--- Begin ---
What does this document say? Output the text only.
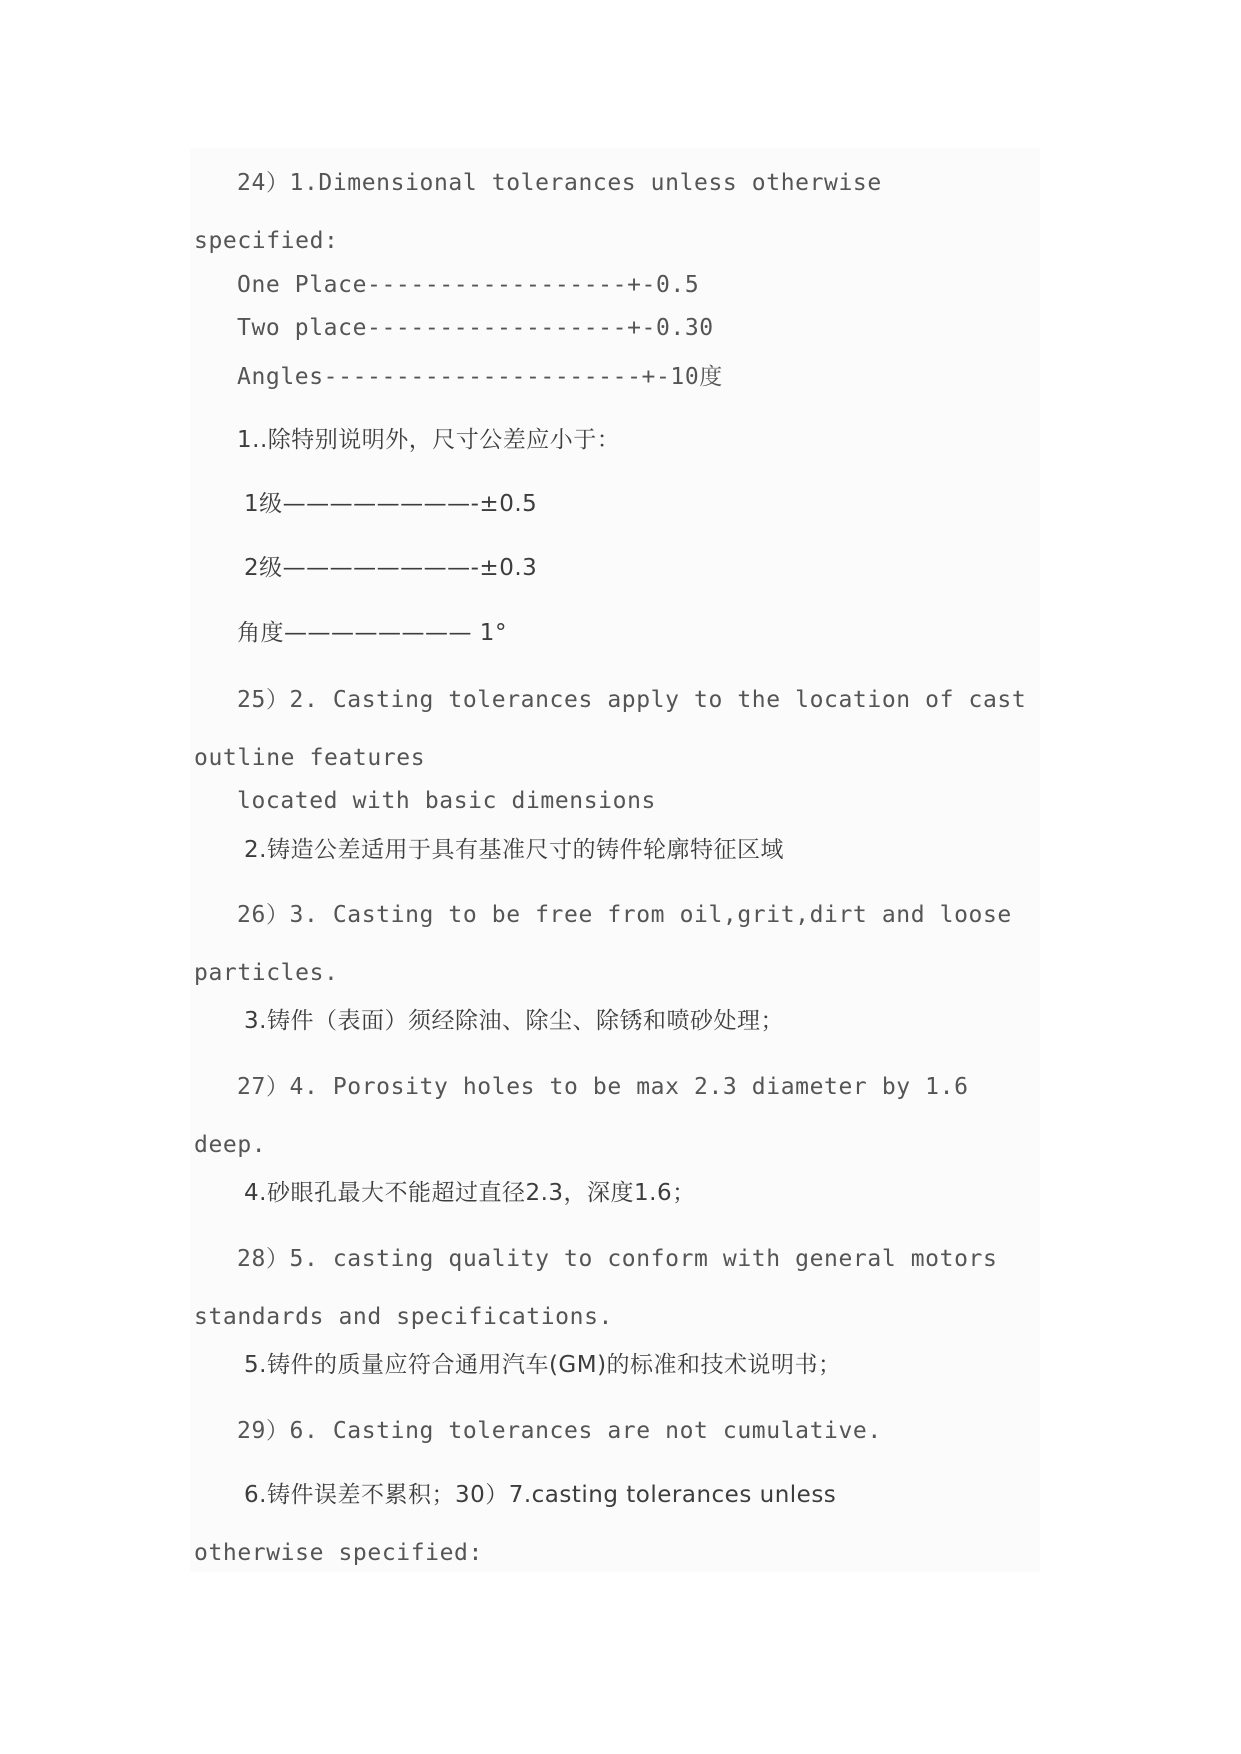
24）1.Dimensional tolerances unless otherwise
specified:
One Place------------------+-0.5
Two place------------------+-0.30
Angles----------------------+-10度
1..除特别说明外，尺寸公差应小于：
1级————————-±0.5
2级————————-±0.3
角度———————— 1°
25）2. Casting tolerances apply to the location of cast
outline features
located with basic dimensions
2.铸造公差适用于具有基准尺寸的铸件轮廓特征区域
26）3. Casting to be free from oil,grit,dirt and loose
particles.
3.铸件（表面）须经除油、除尘、除锈和喷砂处理；
27）4. Porosity holes to be max 2.3 diameter by 1.6
deep.
4.砂眼孔最大不能超过直径2.3，深度1.6；
28）5. casting quality to conform with general motors
standards and specifications.
5.铸件的质量应符合通用汽车(GM)的标准和技术说明书；
29）6. Casting tolerances are not cumulative.
6.铸件误差不累积；30）7.casting tolerances unless
otherwise specified:
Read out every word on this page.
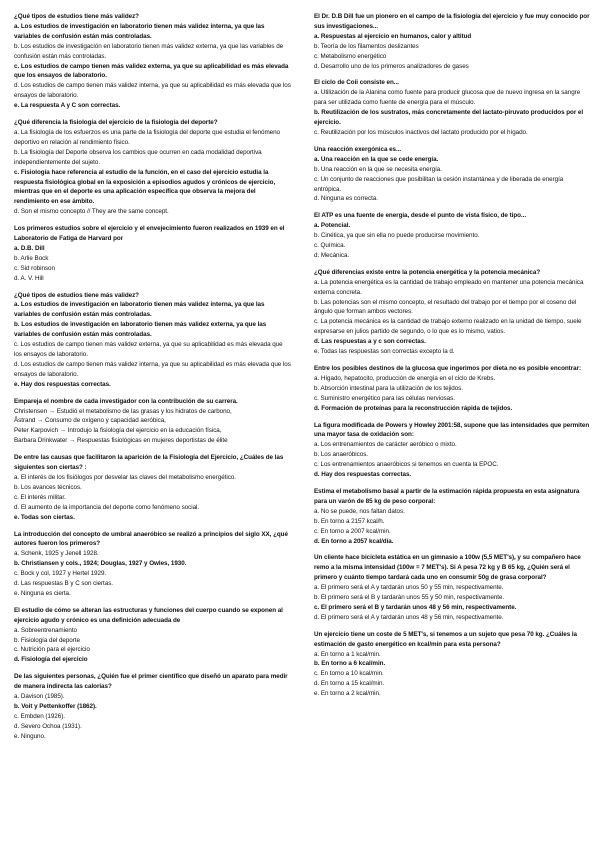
¿Qué tipos de estudios tiene más validez?

a. Los estudios de investigación en laboratorio tienen más validez interna, ya que las variables de confusión están más controladas.

b. Los estudios de investigación en laboratorio tienen más validez externa, ya que las variables de confusión están más controladas.

c. Los estudios de campo tienen más validez externa, ya que su aplicabilidad es más elevada que los ensayos de laboratorio.

d. Los estudios de campo tienen más validez interna, ya que su aplicabilidad es más elevada que los ensayos de laboratorio.

e. La respuesta A y C son correctas.

¿Qué diferencia la fisiología del ejercicio de la fisiología del deporte?

a. La fisiología de los esfuerzos es una parte de la fisiología del deporte que estudia el fenómeno deportivo en relación al rendimiento físico.

b. La fisiología del Deporte observa los cambios que ocurren en cada modalidad deportiva independientemente del sujeto.

c. Fisiología hace referencia al estudio de la función, en el caso del ejercicio estudia la respuesta fisiológica global en la exposición a episodios agudos y crónicos de ejercicio, mientras que en el deporte es una aplicación específica que observa la mejora del rendimiento en ese ámbito.

d. Son el mismo concepto // They are the same concept.

Los primeros estudios sobre el ejercicio y el envejecimiento fueron realizados en 1939 en el Laboratorio de Fatiga de Harvard por

a. D.B. Dill

b. Arlie Bock

c. Sid robinson

d. A. V. Hill

¿Qué tipos de estudios tiene más validez?

a. Los estudios de investigación en laboratorio tienen más validez interna, ya que las variables de confusión están más controladas.

b. Los estudios de investigación en laboratorio tienen más validez externa, ya que las variables de confusión están más controladas.

c. Los estudios de campo tienen más validez externa, ya que su aplicabilidad es más elevada que los ensayos de laboratorio.

d. Los estudios de campo tienen más validez interna, ya que su aplicabilidad es más elevada que los ensayos de laboratorio.

e. Hay dos respuestas correctas.

Empareja el nombre de cada investigador con la contribución de su carrera.

Christensen → Estudió el metabolismo de las grasas y los hidratos de carbono,

Åstrand → Consumo de oxígeno y capacidad aeróbica,

Peter Karpovich → Introdujo la fisiología del ejercicio en la educación física,

Barbara Drinkwater → Respuestas fisiológicas en mujeres deportistas de élite

De entre las causas que facilitaron la aparición de la Fisiología del Ejercicio, ¿Cuáles de las siguientes son ciertas? :

a. El interés de los fisiólogos por desvelar las claves del metabolismo energético.

b. Los avances técnicos.

c. El interés militar.

d. El aumento de la importancia del deporte como fenómeno social.

e. Todas son ciertas.

La introducción del concepto de umbral anaeróbico se realizó a principios del siglo XX, ¿qué autores fueron los primeros?

a. Schenk, 1925 y Jenell 1928.

b. Christiansen y cols., 1924; Douglas, 1927 y Owles, 1930.

c. Bock y col, 1927 y Hertel 1929.

d. Las respuestas B y C son ciertas.

e. Ninguna es cierta.

El estudio de cómo se alteran las estructuras y funciones del cuerpo cuando se exponen al ejercicio agudo y crónico es una definición adecuada de

a. Sobreentrenamiento

b. Fisiología del deporte

c. Nutrición para el ejercicio

d. Fisiología del ejercicio

De las siguientes personas, ¿Quién fue el primer científico que diseñó un aparato para medir de manera indirecta las calorías?

a. Davison (1985).

b. Voit y Pettenkoffer (1862).

c. Embden (1926).

d. Severo Ochoa (1931).

e. Ninguno.

El Dr. D.B Dill fue un pionero en el campo de la fisiología del ejercicio y fue muy conocido por sus investigaciones...

a. Respuestas al ejercicio en humanos, calor y altitud

b. Teoría de los filamentos deslizantes

c. Metabolismo energético

d. Desarrollo uno de los primeros analizadores de gases

El ciclo de Coii consiste en...

a. Utilización de la Alanina como fuente para producir glucosa que de nuevo ingresa en la sangre para ser utilizada como fuente de energía para el músculo.

b. Reutilización de los sustratos, más concretamente del lactato-piruvato producidos por el ejercicio.

c. Reutilización por los músculos inactivos del lactato producido por el hígado.

Una reacción exergónica es...

a. Una reacción en la que se cede energía.

b. Una reacción en la que se necesita energía.

c. Un conjunto de reacciones que posibilitan la cesión instantánea y de liberada de energía entrópica.

d. Ninguna es correcta.

El ATP es una fuente de energía, desde el punto de vista físico, de tipo...

a. Potencial.

b. Cinética, ya que sin ella no puede producirse movimiento.

c. Química.

d. Mecánica.

¿Qué diferencias existe entre la potencia energética y la potencia mecánica?

a. La potencia energética es la cantidad de trabajo empleado en mantener una potencia mecánica externa concreta.

b. Las potencias son el mismo concepto, el resultado del trabajo por el tiempo por el coseno del ángulo que forman ambos vectores.

c. La potencia mecánica es la cantidad de trabajo externo realizado en la unidad de tiempo, suele expresarse en julios partido de segundo, o lo que es lo mismo, vatios.

d. Las respuestas a y c son correctas.

e. Todas las respuestas son correctas excepto la d.

Entre los posibles destinos de la glucosa que ingerimos por dieta no es posible encontrar:

a. Hígado, hepatocito, producción de energía en el ciclo de Krebs.

b. Absorción intestinal para la utilización de los tejidos.

c. Suministro energético para las células nerviosas.

d. Formación de proteínas para la reconstrucción rápida de tejidos.

La figura modificada de Powers y Howley 2001:58, supone que las intensidades que permiten una mayor tasa de oxidación son:

a. Los entrenamientos de carácter aeróbico o mixto.

b. Los anaeróbicos.

c. Los entrenamientos anaeróbicos si tenemos en cuenta la EPOC.

d. Hay dos respuestas correctas.

Estima el metabolismo basal a partir de la estimación rápida propuesta en esta asignatura para un varón de 85 kg de peso corporal:

a. No se puede, nos faltan datos.

b. En torno a 2157 kcal/h.

c. En torno a 2007 kcal/min.

d. En torno a 2057 kcal/día.

Un cliente hace bicicleta estática en un gimnasio a 100w (5,5 MET's), y su compañero hace remo a la misma intensidad (100w = 7 MET's). Si A pesa 72 kg y B 65 kg, ¿Quién será el primero y cuánto tiempo tardará cada uno en consumir 50g de grasa corporal?

a. El primero será el A y tardarán unos 50 y 55 min, respectivamente.

b. El primero será el B y tardarán unos 55 y 50 min, respectivamente.

c. El primero será el B y tardarán unos 48 y 56 min, respectivamente.

d. El primero será el A y tardarán unos 48 y 56 min, respectivamente.

Un ejercicio tiene un coste de 5 MET's, si tenemos a un sujeto que pesa 70 kg. ¿Cuáles la estimación de gasto energético en kcal/min para esta persona?

a. En torno a 1 kcal/min.

b. En torno a 6 kcal/min.

c. En torno a 10 kcal/min.

d. En torno a 15 kcal/min.

e. En torno a 2 kcal/min.
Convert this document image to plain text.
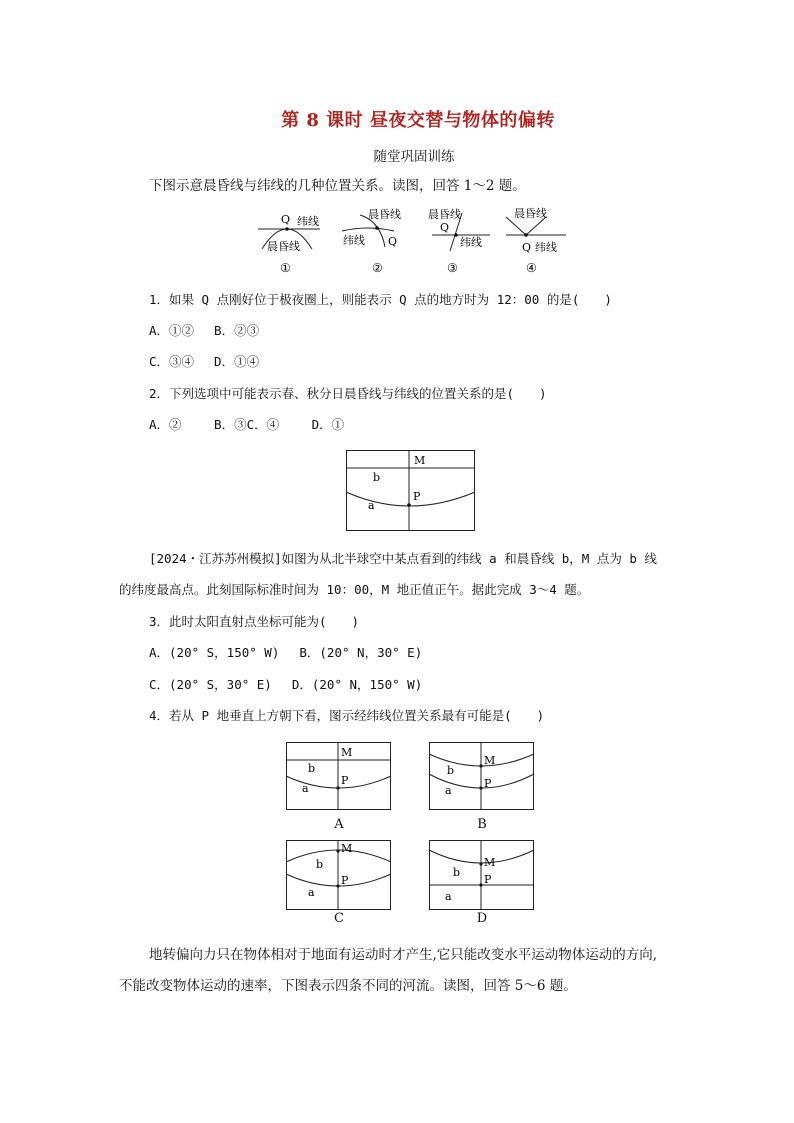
第 8 课时 昼夜交替与物体的偏转
随堂巩固训练
下图示意晨昏线与纬线的几种位置关系。读图，回答 1～2 题。
Q 纬线
晨昏线
①
晨昏线
纬线 Q
②
晨昏线
Q
纬线
③
晨昏线
Q 纬线
④
1．如果 Q 点刚好位于极夜圈上，则能表示 Q 点的地方时为 12：00 的是(　　)
A．①②　 B．②③
C．③④　 D．①④
2．下列选项中可能表示春、秋分日晨昏线与纬线的位置关系的是(　　)
A．②　　 B．③C．④　　 D．①
M
b
P
a
[2024・江苏苏州模拟]如图为从北半球空中某点看到的纬线 a 和晨昏线 b，M 点为 b 线
的纬度最高点。此刻国际标准时间为 10：00，M 地正值正午。据此完成 3～4 题。
3．此时太阳直射点坐标可能为(　　)
A．(20° S，150° W)　 B．(20° N，30° E)
C．(20° S，30° E)　 D．(20° N，150° W)
4．若从 P 地垂直上方朝下看，图示经纬线位置关系最有可能是(　　)
M
b
P
a
A
M
b
P
a
B
M
b
P
a
C
M
b
P
a
D
地转偏向力只在物体相对于地面有运动时才产生,它只能改变水平运动物体运动的方向,
不能改变物体运动的速率，下图表示四条不同的河流。读图，回答 5～6 题。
--- End ---
» **EXERCISE GOAL**: Go through the lines above. Select every one that has the string "primeros".

» **SOLUTION TO THE EXERCISE**:
Los primeros estudios sobre el ejercicio y el envejecimiento fueron realizados en 1939 en el Laboratorio de Fatiga de Harvard por
La introducción del concepto de umbral anaeróbico se realizó a principios del siglo XX, ¿qué autores fueron los primeros?
d. Desarrollo uno de los primeros analizadores de gases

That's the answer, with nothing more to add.